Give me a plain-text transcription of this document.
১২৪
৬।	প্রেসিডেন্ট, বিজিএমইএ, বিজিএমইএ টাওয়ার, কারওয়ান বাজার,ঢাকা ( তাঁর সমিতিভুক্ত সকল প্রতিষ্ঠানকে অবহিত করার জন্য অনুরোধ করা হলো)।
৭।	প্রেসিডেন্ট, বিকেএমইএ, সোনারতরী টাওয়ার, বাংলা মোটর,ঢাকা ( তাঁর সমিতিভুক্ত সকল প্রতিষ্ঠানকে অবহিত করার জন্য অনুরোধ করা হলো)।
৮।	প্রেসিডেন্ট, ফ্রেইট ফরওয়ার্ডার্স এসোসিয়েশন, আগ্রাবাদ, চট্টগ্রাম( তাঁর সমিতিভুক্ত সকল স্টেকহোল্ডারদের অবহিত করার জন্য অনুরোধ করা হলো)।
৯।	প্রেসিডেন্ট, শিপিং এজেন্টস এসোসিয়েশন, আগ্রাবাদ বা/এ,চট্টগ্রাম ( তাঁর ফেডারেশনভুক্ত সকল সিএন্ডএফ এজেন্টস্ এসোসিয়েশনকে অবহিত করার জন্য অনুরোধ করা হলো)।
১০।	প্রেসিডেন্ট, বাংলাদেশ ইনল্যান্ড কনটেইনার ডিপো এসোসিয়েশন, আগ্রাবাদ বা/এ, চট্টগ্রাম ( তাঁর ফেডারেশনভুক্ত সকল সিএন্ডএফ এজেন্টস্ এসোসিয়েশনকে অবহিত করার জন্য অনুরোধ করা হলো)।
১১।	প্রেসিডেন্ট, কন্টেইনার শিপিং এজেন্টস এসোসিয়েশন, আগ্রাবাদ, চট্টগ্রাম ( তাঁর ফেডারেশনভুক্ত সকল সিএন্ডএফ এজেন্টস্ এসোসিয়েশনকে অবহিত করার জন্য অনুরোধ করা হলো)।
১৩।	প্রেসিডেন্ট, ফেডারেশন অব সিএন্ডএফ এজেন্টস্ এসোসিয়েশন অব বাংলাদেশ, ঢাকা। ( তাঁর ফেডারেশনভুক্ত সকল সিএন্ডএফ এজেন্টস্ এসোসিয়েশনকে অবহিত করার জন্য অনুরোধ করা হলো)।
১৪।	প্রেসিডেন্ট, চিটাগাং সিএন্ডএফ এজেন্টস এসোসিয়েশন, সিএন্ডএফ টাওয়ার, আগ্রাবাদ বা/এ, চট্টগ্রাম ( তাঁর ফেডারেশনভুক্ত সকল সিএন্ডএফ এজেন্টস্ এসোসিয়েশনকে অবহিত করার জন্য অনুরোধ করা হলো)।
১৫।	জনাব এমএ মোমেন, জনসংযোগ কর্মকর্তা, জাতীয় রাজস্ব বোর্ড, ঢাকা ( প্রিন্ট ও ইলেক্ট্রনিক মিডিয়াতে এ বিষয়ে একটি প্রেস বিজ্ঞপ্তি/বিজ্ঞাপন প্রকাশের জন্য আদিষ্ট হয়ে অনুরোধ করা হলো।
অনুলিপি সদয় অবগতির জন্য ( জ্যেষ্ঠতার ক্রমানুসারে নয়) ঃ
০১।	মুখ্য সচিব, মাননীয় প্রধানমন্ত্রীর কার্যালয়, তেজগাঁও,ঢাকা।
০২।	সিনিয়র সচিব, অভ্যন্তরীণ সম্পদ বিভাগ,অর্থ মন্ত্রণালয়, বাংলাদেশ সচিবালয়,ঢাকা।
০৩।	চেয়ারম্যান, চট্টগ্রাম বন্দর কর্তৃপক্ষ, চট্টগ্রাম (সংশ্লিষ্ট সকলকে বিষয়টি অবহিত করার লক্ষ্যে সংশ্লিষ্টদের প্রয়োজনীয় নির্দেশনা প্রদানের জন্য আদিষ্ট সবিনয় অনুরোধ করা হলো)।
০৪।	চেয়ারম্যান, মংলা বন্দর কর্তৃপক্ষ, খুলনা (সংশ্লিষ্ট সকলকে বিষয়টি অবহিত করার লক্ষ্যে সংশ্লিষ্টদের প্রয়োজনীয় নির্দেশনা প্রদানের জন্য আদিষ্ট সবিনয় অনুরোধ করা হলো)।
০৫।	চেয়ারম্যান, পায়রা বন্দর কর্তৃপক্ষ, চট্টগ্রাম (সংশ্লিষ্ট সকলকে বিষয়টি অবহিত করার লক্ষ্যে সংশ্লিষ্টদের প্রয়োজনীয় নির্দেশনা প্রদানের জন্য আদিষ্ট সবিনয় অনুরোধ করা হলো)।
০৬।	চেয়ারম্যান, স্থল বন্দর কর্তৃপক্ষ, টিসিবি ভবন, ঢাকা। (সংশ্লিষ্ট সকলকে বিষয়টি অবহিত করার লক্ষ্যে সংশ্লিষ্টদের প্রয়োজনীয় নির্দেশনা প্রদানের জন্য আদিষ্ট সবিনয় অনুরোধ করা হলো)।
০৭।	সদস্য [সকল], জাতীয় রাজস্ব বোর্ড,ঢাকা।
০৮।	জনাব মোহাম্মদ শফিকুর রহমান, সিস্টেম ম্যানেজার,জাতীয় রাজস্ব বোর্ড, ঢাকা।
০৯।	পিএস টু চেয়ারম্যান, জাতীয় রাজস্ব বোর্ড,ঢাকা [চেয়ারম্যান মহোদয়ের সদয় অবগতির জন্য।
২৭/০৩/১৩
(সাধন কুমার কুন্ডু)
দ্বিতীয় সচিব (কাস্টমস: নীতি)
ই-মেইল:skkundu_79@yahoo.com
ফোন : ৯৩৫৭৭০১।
_ _ _ _ _
Extract the listing in its entirety and repeat it exactly.

Give me a plain-text transcription of this document.
১২৪
৬।	প্রেসিডেন্ট, বিজিএমইএ, বিজিএমইএ টাওয়ার, কারওয়ান বাজার,ঢাকা ( তাঁর সমিতিভুক্ত সকল প্রতিষ্ঠানকে অবহিত করার জন্য অনুরোধ করা হলো)।
৭।	প্রেসিডেন্ট, বিকেএমইএ, সোনারতরী টাওয়ার, বাংলা মোটর,ঢাকা ( তাঁর সমিতিভুক্ত সকল প্রতিষ্ঠানকে অবহিত করার জন্য অনুরোধ করা হলো)।
৮।	প্রেসিডেন্ট, ফ্রেইট ফরওয়ার্ডার্স এসোসিয়েশন, আগ্রাবাদ, চট্টগ্রাম( তাঁর সমিতিভুক্ত সকল স্টেকহোল্ডারদের অবহিত করার জন্য অনুরোধ করা হলো)।
৯।	প্রেসিডেন্ট, শিপিং এজেন্টস এসোসিয়েশন, আগ্রাবাদ বা/এ,চট্টগ্রাম ( তাঁর ফেডারেশনভুক্ত সকল সিএন্ডএফ এজেন্টস্ এসোসিয়েশনকে অবহিত করার জন্য অনুরোধ করা হলো)।
১০।	প্রেসিডেন্ট, বাংলাদেশ ইনল্যান্ড কনটেইনার ডিপো এসোসিয়েশন, আগ্রাবাদ বা/এ, চট্টগ্রাম ( তাঁর ফেডারেশনভুক্ত সকল সিএন্ডএফ এজেন্টস্ এসোসিয়েশনকে অবহিত করার জন্য অনুরোধ করা হলো)।
১১।	প্রেসিডেন্ট, কন্টেইনার শিপিং এজেন্টস এসোসিয়েশন, আগ্রাবাদ, চট্টগ্রাম ( তাঁর ফেডারেশনভুক্ত সকল সিএন্ডএফ এজেন্টস্ এসোসিয়েশনকে অবহিত করার জন্য অনুরোধ করা হলো)।
১৩।	প্রেসিডেন্ট, ফেডারেশন অব সিএন্ডএফ এজেন্টস্ এসোসিয়েশন অব বাংলাদেশ, ঢাকা। ( তাঁর ফেডারেশনভুক্ত সকল সিএন্ডএফ এজেন্টস্ এসোসিয়েশনকে অবহিত করার জন্য অনুরোধ করা হলো)।
১৪।	প্রেসিডেন্ট, চিটাগাং সিএন্ডএফ এজেন্টস এসোসিয়েশন, সিএন্ডএফ টাওয়ার, আগ্রাবাদ বা/এ, চট্টগ্রাম ( তাঁর ফেডারেশনভুক্ত সকল সিএন্ডএফ এজেন্টস্ এসোসিয়েশনকে অবহিত করার জন্য অনুরোধ করা হলো)।
১৫।	জনাব এমএ মোমেন, জনসংযোগ কর্মকর্তা, জাতীয় রাজস্ব বোর্ড, ঢাকা ( প্রিন্ট ও ইলেক্ট্রনিক মিডিয়াতে এ বিষয়ে একটি প্রেস বিজ্ঞপ্তি/বিজ্ঞাপন প্রকাশের জন্য আদিষ্ট হয়ে অনুরোধ করা হলো।
অনুলিপি সদয় অবগতির জন্য ( জ্যেষ্ঠতার ক্রমানুসারে নয়) ঃ
০১।	মুখ্য সচিব, মাননীয় প্রধানমন্ত্রীর কার্যালয়, তেজগাঁও,ঢাকা।
০২।	সিনিয়র সচিব, অভ্যন্তরীণ সম্পদ বিভাগ,অর্থ মন্ত্রণালয়, বাংলাদেশ সচিবালয়,ঢাকা।
০৩।	চেয়ারম্যান, চট্টগ্রাম বন্দর কর্তৃপক্ষ, চট্টগ্রাম (সংশ্লিষ্ট সকলকে বিষয়টি অবহিত করার লক্ষ্যে সংশ্লিষ্টদের প্রয়োজনীয় নির্দেশনা প্রদানের জন্য আদিষ্ট সবিনয় অনুরোধ করা হলো)।
০৪।	চেয়ারম্যান, মংলা বন্দর কর্তৃপক্ষ, খুলনা (সংশ্লিষ্ট সকলকে বিষয়টি অবহিত করার লক্ষ্যে সংশ্লিষ্টদের প্রয়োজনীয় নির্দেশনা প্রদানের জন্য আদিষ্ট সবিনয় অনুরোধ করা হলো)।
০৫।	চেয়ারম্যান, পায়রা বন্দর কর্তৃপক্ষ, চট্টগ্রাম (সংশ্লিষ্ট সকলকে বিষয়টি অবহিত করার লক্ষ্যে সংশ্লিষ্টদের প্রয়োজনীয় নির্দেশনা প্রদানের জন্য আদিষ্ট সবিনয় অনুরোধ করা হলো)।
০৬।	চেয়ারম্যান, স্থল বন্দর কর্তৃপক্ষ, টিসিবি ভবন, ঢাকা। (সংশ্লিষ্ট সকলকে বিষয়টি অবহিত করার লক্ষ্যে সংশ্লিষ্টদের প্রয়োজনীয় নির্দেশনা প্রদানের জন্য আদিষ্ট সবিনয় অনুরোধ করা হলো)।
০৭।	সদস্য [সকল], জাতীয় রাজস্ব বোর্ড,ঢাকা।
০৮।	জনাব মোহাম্মদ শফিকুর রহমান, সিস্টেম ম্যানেজার,জাতীয় রাজস্ব বোর্ড, ঢাকা।
০৯।	পিএস টু চেয়ারম্যান, জাতীয় রাজস্ব বোর্ড,ঢাকা [চেয়ারম্যান মহোদয়ের সদয় অবগতির জন্য।
২৭/০৩/১৩
(সাধন কুমার কুন্ডু)
দ্বিতীয় সচিব (কাস্টমস: নীতি)
ই-মেইল:skkundu_79@yahoo.com
ফোন : ৯৩৫৭৭০১।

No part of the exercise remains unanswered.